[JOB]
Set the listing down again exactly, please, apart from its pictures.

[ITEMS]
* * * *

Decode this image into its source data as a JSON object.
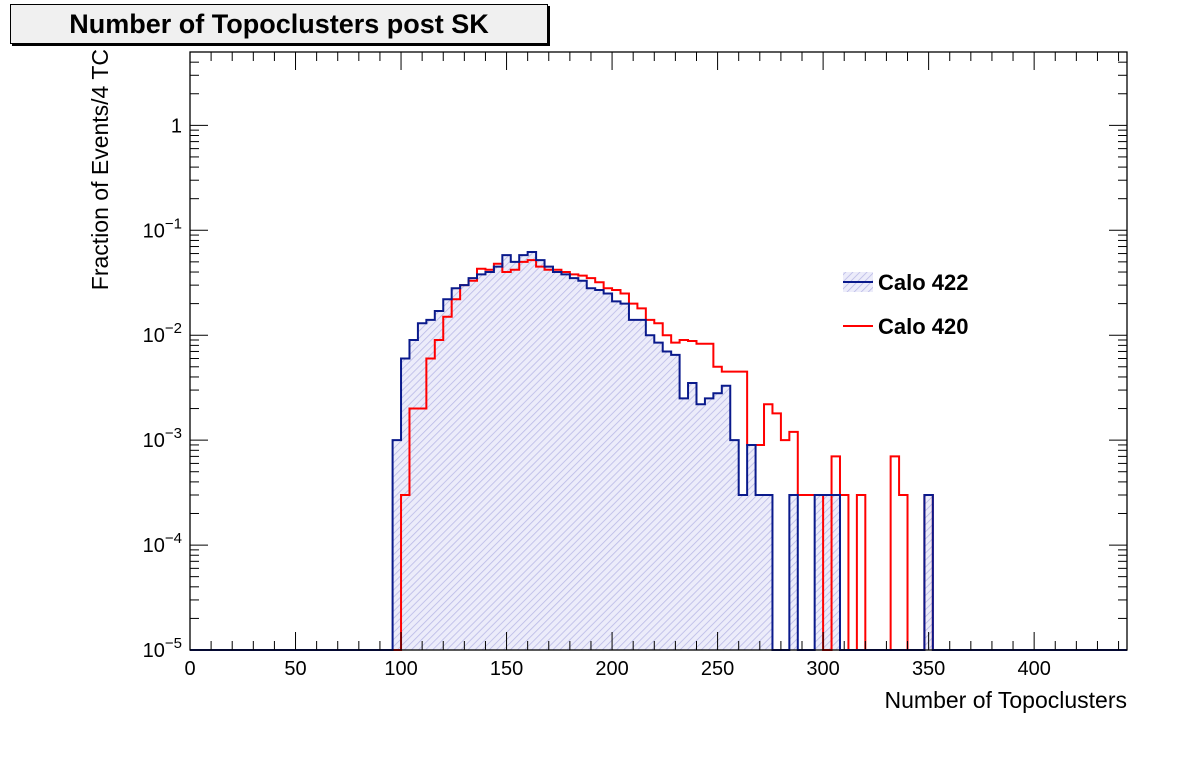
{
  "chart_data": {
    "type": "histogram",
    "title": "Number of Topoclusters post SK",
    "xlabel": "Number of Topoclusters",
    "ylabel": "Fraction of Events/4 TC",
    "xlim": [
      0,
      444
    ],
    "ylim": [
      1e-05,
      5
    ],
    "yscale": "log",
    "bin_width": 4,
    "x_ticks": [
      0,
      50,
      100,
      150,
      200,
      250,
      300,
      350,
      400
    ],
    "y_ticks": [
      {
        "value": 1,
        "label": "1",
        "exp": ""
      },
      {
        "value": 0.1,
        "label": "10",
        "exp": "−1"
      },
      {
        "value": 0.01,
        "label": "10",
        "exp": "−2"
      },
      {
        "value": 0.001,
        "label": "10",
        "exp": "−3"
      },
      {
        "value": 0.0001,
        "label": "10",
        "exp": "−4"
      },
      {
        "value": 1e-05,
        "label": "10",
        "exp": "−5"
      }
    ],
    "grid": false,
    "legend_position": "right",
    "series": [
      {
        "name": "Calo 422",
        "color": "#0a1a8c",
        "fill": "hatched",
        "fill_color": "#c9c9ee",
        "bins": [
          [
            96,
            0.001
          ],
          [
            100,
            0.006
          ],
          [
            104,
            0.009
          ],
          [
            108,
            0.013
          ],
          [
            112,
            0.014
          ],
          [
            116,
            0.017
          ],
          [
            120,
            0.022
          ],
          [
            124,
            0.028
          ],
          [
            128,
            0.03
          ],
          [
            132,
            0.035
          ],
          [
            136,
            0.038
          ],
          [
            140,
            0.04
          ],
          [
            144,
            0.045
          ],
          [
            148,
            0.058
          ],
          [
            152,
            0.05
          ],
          [
            156,
            0.058
          ],
          [
            160,
            0.062
          ],
          [
            164,
            0.052
          ],
          [
            168,
            0.045
          ],
          [
            172,
            0.04
          ],
          [
            176,
            0.038
          ],
          [
            180,
            0.035
          ],
          [
            184,
            0.033
          ],
          [
            188,
            0.028
          ],
          [
            192,
            0.027
          ],
          [
            196,
            0.025
          ],
          [
            200,
            0.021
          ],
          [
            204,
            0.02
          ],
          [
            208,
            0.014
          ],
          [
            212,
            0.014
          ],
          [
            216,
            0.01
          ],
          [
            220,
            0.0085
          ],
          [
            224,
            0.007
          ],
          [
            228,
            0.0065
          ],
          [
            232,
            0.0025
          ],
          [
            236,
            0.0035
          ],
          [
            240,
            0.0022
          ],
          [
            244,
            0.0025
          ],
          [
            248,
            0.0028
          ],
          [
            252,
            0.0033
          ],
          [
            256,
            0.001
          ],
          [
            260,
            0.0003
          ],
          [
            264,
            0.0009
          ],
          [
            268,
            0.0003
          ],
          [
            272,
            0.0003
          ],
          [
            276,
            0
          ],
          [
            280,
            0
          ],
          [
            284,
            0.0003
          ],
          [
            288,
            0
          ],
          [
            292,
            0
          ],
          [
            296,
            0.0003
          ],
          [
            300,
            0.0003
          ],
          [
            304,
            0.0003
          ],
          [
            308,
            0
          ],
          [
            312,
            0
          ],
          [
            316,
            0
          ],
          [
            320,
            0
          ],
          [
            324,
            0
          ],
          [
            328,
            0
          ],
          [
            332,
            0
          ],
          [
            336,
            0
          ],
          [
            340,
            0
          ],
          [
            344,
            0
          ],
          [
            348,
            0.0003
          ],
          [
            352,
            0
          ]
        ]
      },
      {
        "name": "Calo 420",
        "color": "#ff0000",
        "fill": "none",
        "bins": [
          [
            96,
            0
          ],
          [
            100,
            0.0003
          ],
          [
            104,
            0.002
          ],
          [
            108,
            0.002
          ],
          [
            112,
            0.006
          ],
          [
            116,
            0.009
          ],
          [
            120,
            0.015
          ],
          [
            124,
            0.022
          ],
          [
            128,
            0.03
          ],
          [
            132,
            0.033
          ],
          [
            136,
            0.043
          ],
          [
            140,
            0.042
          ],
          [
            144,
            0.048
          ],
          [
            148,
            0.04
          ],
          [
            152,
            0.042
          ],
          [
            156,
            0.05
          ],
          [
            160,
            0.052
          ],
          [
            164,
            0.045
          ],
          [
            168,
            0.042
          ],
          [
            172,
            0.042
          ],
          [
            176,
            0.04
          ],
          [
            180,
            0.038
          ],
          [
            184,
            0.037
          ],
          [
            188,
            0.035
          ],
          [
            192,
            0.032
          ],
          [
            196,
            0.028
          ],
          [
            200,
            0.027
          ],
          [
            204,
            0.025
          ],
          [
            208,
            0.02
          ],
          [
            212,
            0.018
          ],
          [
            216,
            0.014
          ],
          [
            220,
            0.013
          ],
          [
            224,
            0.01
          ],
          [
            228,
            0.0085
          ],
          [
            232,
            0.009
          ],
          [
            236,
            0.0088
          ],
          [
            240,
            0.0083
          ],
          [
            244,
            0.0083
          ],
          [
            248,
            0.005
          ],
          [
            252,
            0.0045
          ],
          [
            256,
            0.0045
          ],
          [
            260,
            0.0045
          ],
          [
            264,
            0.0009
          ],
          [
            268,
            0.0009
          ],
          [
            272,
            0.0022
          ],
          [
            276,
            0.0018
          ],
          [
            280,
            0.001
          ],
          [
            284,
            0.0012
          ],
          [
            288,
            0.0003
          ],
          [
            292,
            0.0003
          ],
          [
            296,
            0.0003
          ],
          [
            300,
            0
          ],
          [
            304,
            0.0007
          ],
          [
            308,
            0.0003
          ],
          [
            312,
            0
          ],
          [
            316,
            0.0003
          ],
          [
            320,
            0
          ],
          [
            324,
            0
          ],
          [
            328,
            0
          ],
          [
            332,
            0.0007
          ],
          [
            336,
            0.0003
          ],
          [
            340,
            0
          ],
          [
            344,
            0
          ],
          [
            348,
            0.0003
          ],
          [
            352,
            0
          ],
          [
            356,
            0
          ],
          [
            360,
            0
          ],
          [
            364,
            0
          ]
        ]
      }
    ]
  }
}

* * * *

[EXERCISE SOLUTION]
Decode this image into its source data as a JSON object.
{
  "chart_data": {
    "type": "histogram",
    "title": "Number of Topoclusters post SK",
    "xlabel": "Number of Topoclusters",
    "ylabel": "Fraction of Events/4 TC",
    "xlim": [
      0,
      444
    ],
    "ylim": [
      1e-05,
      5
    ],
    "yscale": "log",
    "bin_width": 4,
    "x_ticks": [
      0,
      50,
      100,
      150,
      200,
      250,
      300,
      350,
      400
    ],
    "y_ticks": [
      {
        "value": 1,
        "label": "1",
        "exp": ""
      },
      {
        "value": 0.1,
        "label": "10",
        "exp": "−1"
      },
      {
        "value": 0.01,
        "label": "10",
        "exp": "−2"
      },
      {
        "value": 0.001,
        "label": "10",
        "exp": "−3"
      },
      {
        "value": 0.0001,
        "label": "10",
        "exp": "−4"
      },
      {
        "value": 1e-05,
        "label": "10",
        "exp": "−5"
      }
    ],
    "grid": false,
    "legend_position": "right",
    "series": [
      {
        "name": "Calo 422",
        "color": "#0a1a8c",
        "fill": "hatched",
        "fill_color": "#c9c9ee",
        "bins": [
          [
            96,
            0.001
          ],
          [
            100,
            0.006
          ],
          [
            104,
            0.009
          ],
          [
            108,
            0.013
          ],
          [
            112,
            0.014
          ],
          [
            116,
            0.017
          ],
          [
            120,
            0.022
          ],
          [
            124,
            0.028
          ],
          [
            128,
            0.03
          ],
          [
            132,
            0.035
          ],
          [
            136,
            0.038
          ],
          [
            140,
            0.04
          ],
          [
            144,
            0.045
          ],
          [
            148,
            0.058
          ],
          [
            152,
            0.05
          ],
          [
            156,
            0.058
          ],
          [
            160,
            0.062
          ],
          [
            164,
            0.052
          ],
          [
            168,
            0.045
          ],
          [
            172,
            0.04
          ],
          [
            176,
            0.038
          ],
          [
            180,
            0.035
          ],
          [
            184,
            0.033
          ],
          [
            188,
            0.028
          ],
          [
            192,
            0.027
          ],
          [
            196,
            0.025
          ],
          [
            200,
            0.021
          ],
          [
            204,
            0.02
          ],
          [
            208,
            0.014
          ],
          [
            212,
            0.014
          ],
          [
            216,
            0.01
          ],
          [
            220,
            0.0085
          ],
          [
            224,
            0.007
          ],
          [
            228,
            0.0065
          ],
          [
            232,
            0.0025
          ],
          [
            236,
            0.0035
          ],
          [
            240,
            0.0022
          ],
          [
            244,
            0.0025
          ],
          [
            248,
            0.0028
          ],
          [
            252,
            0.0033
          ],
          [
            256,
            0.001
          ],
          [
            260,
            0.0003
          ],
          [
            264,
            0.0009
          ],
          [
            268,
            0.0003
          ],
          [
            272,
            0.0003
          ],
          [
            276,
            0
          ],
          [
            280,
            0
          ],
          [
            284,
            0.0003
          ],
          [
            288,
            0
          ],
          [
            292,
            0
          ],
          [
            296,
            0.0003
          ],
          [
            300,
            0.0003
          ],
          [
            304,
            0.0003
          ],
          [
            308,
            0
          ],
          [
            312,
            0
          ],
          [
            316,
            0
          ],
          [
            320,
            0
          ],
          [
            324,
            0
          ],
          [
            328,
            0
          ],
          [
            332,
            0
          ],
          [
            336,
            0
          ],
          [
            340,
            0
          ],
          [
            344,
            0
          ],
          [
            348,
            0.0003
          ],
          [
            352,
            0
          ]
        ]
      },
      {
        "name": "Calo 420",
        "color": "#ff0000",
        "fill": "none",
        "bins": [
          [
            96,
            0
          ],
          [
            100,
            0.0003
          ],
          [
            104,
            0.002
          ],
          [
            108,
            0.002
          ],
          [
            112,
            0.006
          ],
          [
            116,
            0.009
          ],
          [
            120,
            0.015
          ],
          [
            124,
            0.022
          ],
          [
            128,
            0.03
          ],
          [
            132,
            0.033
          ],
          [
            136,
            0.043
          ],
          [
            140,
            0.042
          ],
          [
            144,
            0.048
          ],
          [
            148,
            0.04
          ],
          [
            152,
            0.042
          ],
          [
            156,
            0.05
          ],
          [
            160,
            0.052
          ],
          [
            164,
            0.045
          ],
          [
            168,
            0.042
          ],
          [
            172,
            0.042
          ],
          [
            176,
            0.04
          ],
          [
            180,
            0.038
          ],
          [
            184,
            0.037
          ],
          [
            188,
            0.035
          ],
          [
            192,
            0.032
          ],
          [
            196,
            0.028
          ],
          [
            200,
            0.027
          ],
          [
            204,
            0.025
          ],
          [
            208,
            0.02
          ],
          [
            212,
            0.018
          ],
          [
            216,
            0.014
          ],
          [
            220,
            0.013
          ],
          [
            224,
            0.01
          ],
          [
            228,
            0.0085
          ],
          [
            232,
            0.009
          ],
          [
            236,
            0.0088
          ],
          [
            240,
            0.0083
          ],
          [
            244,
            0.0083
          ],
          [
            248,
            0.005
          ],
          [
            252,
            0.0045
          ],
          [
            256,
            0.0045
          ],
          [
            260,
            0.0045
          ],
          [
            264,
            0.0009
          ],
          [
            268,
            0.0009
          ],
          [
            272,
            0.0022
          ],
          [
            276,
            0.0018
          ],
          [
            280,
            0.001
          ],
          [
            284,
            0.0012
          ],
          [
            288,
            0.0003
          ],
          [
            292,
            0.0003
          ],
          [
            296,
            0.0003
          ],
          [
            300,
            0
          ],
          [
            304,
            0.0007
          ],
          [
            308,
            0.0003
          ],
          [
            312,
            0
          ],
          [
            316,
            0.0003
          ],
          [
            320,
            0
          ],
          [
            324,
            0
          ],
          [
            328,
            0
          ],
          [
            332,
            0.0007
          ],
          [
            336,
            0.0003
          ],
          [
            340,
            0
          ],
          [
            344,
            0
          ],
          [
            348,
            0.0003
          ],
          [
            352,
            0
          ],
          [
            356,
            0
          ],
          [
            360,
            0
          ],
          [
            364,
            0
          ]
        ]
      }
    ]
  }
}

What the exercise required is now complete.